== TASK LIST ==
(a) According to the post about finishing the 30Fic project, why is the writer posting about fic here, despite rarely doing so outside of Yuletide?
(b) Reproduce the passage of the 30Fic post starting with "30 stories about" and going on through "of my 30s. :)".

== GIVEN TEXT ==
******
30 stories about being or turning 30
Dec. 24th, 2017 08:37 am![[personal profile]](https://www.dreamwidth.org/img/silk/identity/user.png)
So I finished the 30Fic project. 30 stories, finished before I was out of my 30s. :)
I haven't posted about fic much, in the past couple years, except for Yuletide. But I started this project on LJ and I wanted to wrap it up here, and also do some self-indulgent poking at numbers and discussion of choices I made and that sort of thing.
I'm going to say this again at the end, but a giant thank-you to everyone who was interested in my stories, or happy to see me writing again, back at the very beginning of the project. To the people who commented on the first three,
ccommack,
snarkyshark2, Michael,
eclectic_boy,
emsariel,
ruthling,
uncleamos,
belecrivain, and
sofer: this whole thing is your fault for encouraging me.
The AO3 page for the series is here.
******
== RECORDED INFORMATION ==
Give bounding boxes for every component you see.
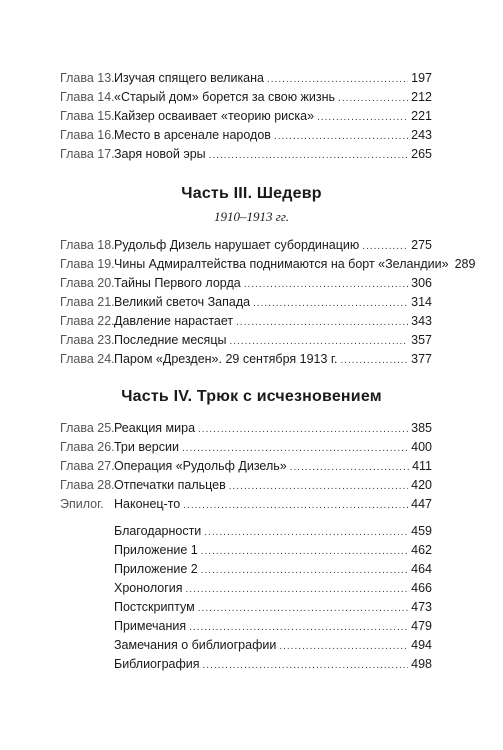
******
== TASK-BY-TASK ANSWERS ==
(a) The writer began the project on LJ and wanted to conclude it here. The writer also wanted to look at some numbers and discuss choices made during the project.

(b)
30 stories about being or turning 30
Dec. 24th, 2017 08:37 am![[personal profile]](https://www.dreamwidth.org/img/silk/identity/user.png)
So I finished the 30Fic project. 30 stories, finished before I was out of my 30s. :)